Requirement -
The records below must be duplicated exactly, character for character.

********************

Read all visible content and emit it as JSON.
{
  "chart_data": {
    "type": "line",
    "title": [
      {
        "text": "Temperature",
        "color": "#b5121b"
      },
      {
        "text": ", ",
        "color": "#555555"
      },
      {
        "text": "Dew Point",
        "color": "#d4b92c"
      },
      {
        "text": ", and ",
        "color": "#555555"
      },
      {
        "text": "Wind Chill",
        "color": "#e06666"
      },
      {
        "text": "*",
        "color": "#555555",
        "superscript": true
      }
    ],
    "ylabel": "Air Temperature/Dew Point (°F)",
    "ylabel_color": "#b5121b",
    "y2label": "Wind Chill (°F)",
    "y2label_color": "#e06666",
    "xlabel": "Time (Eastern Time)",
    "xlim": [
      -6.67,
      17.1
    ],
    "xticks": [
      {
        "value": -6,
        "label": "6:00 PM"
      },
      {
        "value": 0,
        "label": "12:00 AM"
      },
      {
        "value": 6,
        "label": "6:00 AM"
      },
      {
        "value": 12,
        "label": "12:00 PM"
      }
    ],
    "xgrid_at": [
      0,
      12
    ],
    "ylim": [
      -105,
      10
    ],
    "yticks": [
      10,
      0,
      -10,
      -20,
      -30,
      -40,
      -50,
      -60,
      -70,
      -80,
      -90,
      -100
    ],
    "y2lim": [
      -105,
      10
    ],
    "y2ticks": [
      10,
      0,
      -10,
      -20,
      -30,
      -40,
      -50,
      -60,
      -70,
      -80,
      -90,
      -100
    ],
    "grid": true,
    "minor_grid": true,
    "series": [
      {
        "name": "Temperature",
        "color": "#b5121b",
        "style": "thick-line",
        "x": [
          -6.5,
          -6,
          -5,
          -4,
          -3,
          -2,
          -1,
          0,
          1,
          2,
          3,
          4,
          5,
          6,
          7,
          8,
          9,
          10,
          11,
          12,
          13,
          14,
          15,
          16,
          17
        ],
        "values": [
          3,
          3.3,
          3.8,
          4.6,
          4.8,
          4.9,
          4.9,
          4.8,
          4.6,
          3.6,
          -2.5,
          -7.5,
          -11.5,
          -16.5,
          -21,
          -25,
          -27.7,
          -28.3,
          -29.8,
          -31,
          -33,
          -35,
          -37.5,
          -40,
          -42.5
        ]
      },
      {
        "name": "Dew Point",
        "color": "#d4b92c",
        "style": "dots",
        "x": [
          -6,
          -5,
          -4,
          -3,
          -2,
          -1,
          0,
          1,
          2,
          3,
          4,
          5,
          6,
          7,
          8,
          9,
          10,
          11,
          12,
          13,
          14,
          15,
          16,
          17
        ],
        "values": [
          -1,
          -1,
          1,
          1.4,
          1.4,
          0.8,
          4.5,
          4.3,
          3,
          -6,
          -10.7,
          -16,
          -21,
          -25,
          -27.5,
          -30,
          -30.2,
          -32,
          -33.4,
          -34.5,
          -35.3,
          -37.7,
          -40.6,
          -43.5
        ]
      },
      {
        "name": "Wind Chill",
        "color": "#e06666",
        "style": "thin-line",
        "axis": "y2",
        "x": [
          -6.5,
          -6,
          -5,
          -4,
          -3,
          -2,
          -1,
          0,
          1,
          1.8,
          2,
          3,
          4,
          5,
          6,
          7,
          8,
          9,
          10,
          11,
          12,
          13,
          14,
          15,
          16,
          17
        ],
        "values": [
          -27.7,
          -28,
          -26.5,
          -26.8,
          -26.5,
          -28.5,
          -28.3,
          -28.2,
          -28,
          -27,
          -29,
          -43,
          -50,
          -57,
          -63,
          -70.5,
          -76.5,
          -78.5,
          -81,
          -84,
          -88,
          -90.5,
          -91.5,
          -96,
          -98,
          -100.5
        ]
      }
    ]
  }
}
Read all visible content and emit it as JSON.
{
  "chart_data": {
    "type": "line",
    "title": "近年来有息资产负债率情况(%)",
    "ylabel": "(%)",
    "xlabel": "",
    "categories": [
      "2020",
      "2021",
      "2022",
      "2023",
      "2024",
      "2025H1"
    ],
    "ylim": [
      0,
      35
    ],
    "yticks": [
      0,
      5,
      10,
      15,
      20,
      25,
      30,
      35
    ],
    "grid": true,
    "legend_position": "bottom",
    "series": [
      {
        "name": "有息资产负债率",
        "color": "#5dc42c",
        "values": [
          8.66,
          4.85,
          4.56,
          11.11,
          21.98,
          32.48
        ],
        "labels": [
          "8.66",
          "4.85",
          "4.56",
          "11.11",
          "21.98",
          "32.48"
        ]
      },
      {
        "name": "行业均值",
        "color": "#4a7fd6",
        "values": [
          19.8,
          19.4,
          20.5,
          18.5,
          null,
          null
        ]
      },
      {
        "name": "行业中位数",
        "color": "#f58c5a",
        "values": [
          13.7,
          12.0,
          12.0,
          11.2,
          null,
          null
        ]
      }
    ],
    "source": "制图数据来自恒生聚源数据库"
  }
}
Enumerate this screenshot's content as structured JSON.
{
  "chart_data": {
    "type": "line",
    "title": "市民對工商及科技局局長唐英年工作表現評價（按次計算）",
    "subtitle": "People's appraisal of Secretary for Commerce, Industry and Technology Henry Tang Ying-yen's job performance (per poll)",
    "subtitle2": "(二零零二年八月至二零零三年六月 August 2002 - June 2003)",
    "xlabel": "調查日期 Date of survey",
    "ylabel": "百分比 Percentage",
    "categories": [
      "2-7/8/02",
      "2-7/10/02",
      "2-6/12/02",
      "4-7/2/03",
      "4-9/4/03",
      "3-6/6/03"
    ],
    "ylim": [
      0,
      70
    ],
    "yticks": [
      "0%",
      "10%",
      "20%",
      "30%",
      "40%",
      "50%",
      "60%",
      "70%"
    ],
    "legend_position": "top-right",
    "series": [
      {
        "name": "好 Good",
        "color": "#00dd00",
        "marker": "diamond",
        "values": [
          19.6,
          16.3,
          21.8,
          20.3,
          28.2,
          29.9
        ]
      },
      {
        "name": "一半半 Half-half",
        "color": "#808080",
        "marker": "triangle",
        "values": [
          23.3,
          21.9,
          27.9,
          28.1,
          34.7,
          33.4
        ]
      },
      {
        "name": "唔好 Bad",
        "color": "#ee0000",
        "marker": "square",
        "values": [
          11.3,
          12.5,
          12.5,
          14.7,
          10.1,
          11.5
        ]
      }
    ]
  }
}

********************

Task answer -
Read all visible content and emit it as JSON.
{
  "chart_data": {
    "type": "line",
    "title": [
      {
        "text": "Temperature",
        "color": "#b5121b"
      },
      {
        "text": ", ",
        "color": "#555555"
      },
      {
        "text": "Dew Point",
        "color": "#d4b92c"
      },
      {
        "text": ", and ",
        "color": "#555555"
      },
      {
        "text": "Wind Chill",
        "color": "#e06666"
      },
      {
        "text": "*",
        "color": "#555555",
        "superscript": true
      }
    ],
    "ylabel": "Air Temperature/Dew Point (°F)",
    "ylabel_color": "#b5121b",
    "y2label": "Wind Chill (°F)",
    "y2label_color": "#e06666",
    "xlabel": "Time (Eastern Time)",
    "xlim": [
      -6.67,
      17.1
    ],
    "xticks": [
      {
        "value": -6,
        "label": "6:00 PM"
      },
      {
        "value": 0,
        "label": "12:00 AM"
      },
      {
        "value": 6,
        "label": "6:00 AM"
      },
      {
        "value": 12,
        "label": "12:00 PM"
      }
    ],
    "xgrid_at": [
      0,
      12
    ],
    "ylim": [
      -105,
      10
    ],
    "yticks": [
      10,
      0,
      -10,
      -20,
      -30,
      -40,
      -50,
      -60,
      -70,
      -80,
      -90,
      -100
    ],
    "y2lim": [
      -105,
      10
    ],
    "y2ticks": [
      10,
      0,
      -10,
      -20,
      -30,
      -40,
      -50,
      -60,
      -70,
      -80,
      -90,
      -100
    ],
    "grid": true,
    "minor_grid": true,
    "series": [
      {
        "name": "Temperature",
        "color": "#b5121b",
        "style": "thick-line",
        "x": [
          -6.5,
          -6,
          -5,
          -4,
          -3,
          -2,
          -1,
          0,
          1,
          2,
          3,
          4,
          5,
          6,
          7,
          8,
          9,
          10,
          11,
          12,
          13,
          14,
          15,
          16,
          17
        ],
        "values": [
          3,
          3.3,
          3.8,
          4.6,
          4.8,
          4.9,
          4.9,
          4.8,
          4.6,
          3.6,
          -2.5,
          -7.5,
          -11.5,
          -16.5,
          -21,
          -25,
          -27.7,
          -28.3,
          -29.8,
          -31,
          -33,
          -35,
          -37.5,
          -40,
          -42.5
        ]
      },
      {
        "name": "Dew Point",
        "color": "#d4b92c",
        "style": "dots",
        "x": [
          -6,
          -5,
          -4,
          -3,
          -2,
          -1,
          0,
          1,
          2,
          3,
          4,
          5,
          6,
          7,
          8,
          9,
          10,
          11,
          12,
          13,
          14,
          15,
          16,
          17
        ],
        "values": [
          -1,
          -1,
          1,
          1.4,
          1.4,
          0.8,
          4.5,
          4.3,
          3,
          -6,
          -10.7,
          -16,
          -21,
          -25,
          -27.5,
          -30,
          -30.2,
          -32,
          -33.4,
          -34.5,
          -35.3,
          -37.7,
          -40.6,
          -43.5
        ]
      },
      {
        "name": "Wind Chill",
        "color": "#e06666",
        "style": "thin-line",
        "axis": "y2",
        "x": [
          -6.5,
          -6,
          -5,
          -4,
          -3,
          -2,
          -1,
          0,
          1,
          1.8,
          2,
          3,
          4,
          5,
          6,
          7,
          8,
          9,
          10,
          11,
          12,
          13,
          14,
          15,
          16,
          17
        ],
        "values": [
          -27.7,
          -28,
          -26.5,
          -26.8,
          -26.5,
          -28.5,
          -28.3,
          -28.2,
          -28,
          -27,
          -29,
          -43,
          -50,
          -57,
          -63,
          -70.5,
          -76.5,
          -78.5,
          -81,
          -84,
          -88,
          -90.5,
          -91.5,
          -96,
          -98,
          -100.5
        ]
      }
    ]
  }
}
Read all visible content and emit it as JSON.
{
  "chart_data": {
    "type": "line",
    "title": "近年来有息资产负债率情况(%)",
    "ylabel": "(%)",
    "xlabel": "",
    "categories": [
      "2020",
      "2021",
      "2022",
      "2023",
      "2024",
      "2025H1"
    ],
    "ylim": [
      0,
      35
    ],
    "yticks": [
      0,
      5,
      10,
      15,
      20,
      25,
      30,
      35
    ],
    "grid": true,
    "legend_position": "bottom",
    "series": [
      {
        "name": "有息资产负债率",
        "color": "#5dc42c",
        "values": [
          8.66,
          4.85,
          4.56,
          11.11,
          21.98,
          32.48
        ],
        "labels": [
          "8.66",
          "4.85",
          "4.56",
          "11.11",
          "21.98",
          "32.48"
        ]
      },
      {
        "name": "行业均值",
        "color": "#4a7fd6",
        "values": [
          19.8,
          19.4,
          20.5,
          18.5,
          null,
          null
        ]
      },
      {
        "name": "行业中位数",
        "color": "#f58c5a",
        "values": [
          13.7,
          12.0,
          12.0,
          11.2,
          null,
          null
        ]
      }
    ],
    "source": "制图数据来自恒生聚源数据库"
  }
}
Enumerate this screenshot's content as structured JSON.
{
  "chart_data": {
    "type": "line",
    "title": "市民對工商及科技局局長唐英年工作表現評價（按次計算）",
    "subtitle": "People's appraisal of Secretary for Commerce, Industry and Technology Henry Tang Ying-yen's job performance (per poll)",
    "subtitle2": "(二零零二年八月至二零零三年六月 August 2002 - June 2003)",
    "xlabel": "調查日期 Date of survey",
    "ylabel": "百分比 Percentage",
    "categories": [
      "2-7/8/02",
      "2-7/10/02",
      "2-6/12/02",
      "4-7/2/03",
      "4-9/4/03",
      "3-6/6/03"
    ],
    "ylim": [
      0,
      70
    ],
    "yticks": [
      "0%",
      "10%",
      "20%",
      "30%",
      "40%",
      "50%",
      "60%",
      "70%"
    ],
    "legend_position": "top-right",
    "series": [
      {
        "name": "好 Good",
        "color": "#00dd00",
        "marker": "diamond",
        "values": [
          19.6,
          16.3,
          21.8,
          20.3,
          28.2,
          29.9
        ]
      },
      {
        "name": "一半半 Half-half",
        "color": "#808080",
        "marker": "triangle",
        "values": [
          23.3,
          21.9,
          27.9,
          28.1,
          34.7,
          33.4
        ]
      },
      {
        "name": "唔好 Bad",
        "color": "#ee0000",
        "marker": "square",
        "values": [
          11.3,
          12.5,
          12.5,
          14.7,
          10.1,
          11.5
        ]
      }
    ]
  }
}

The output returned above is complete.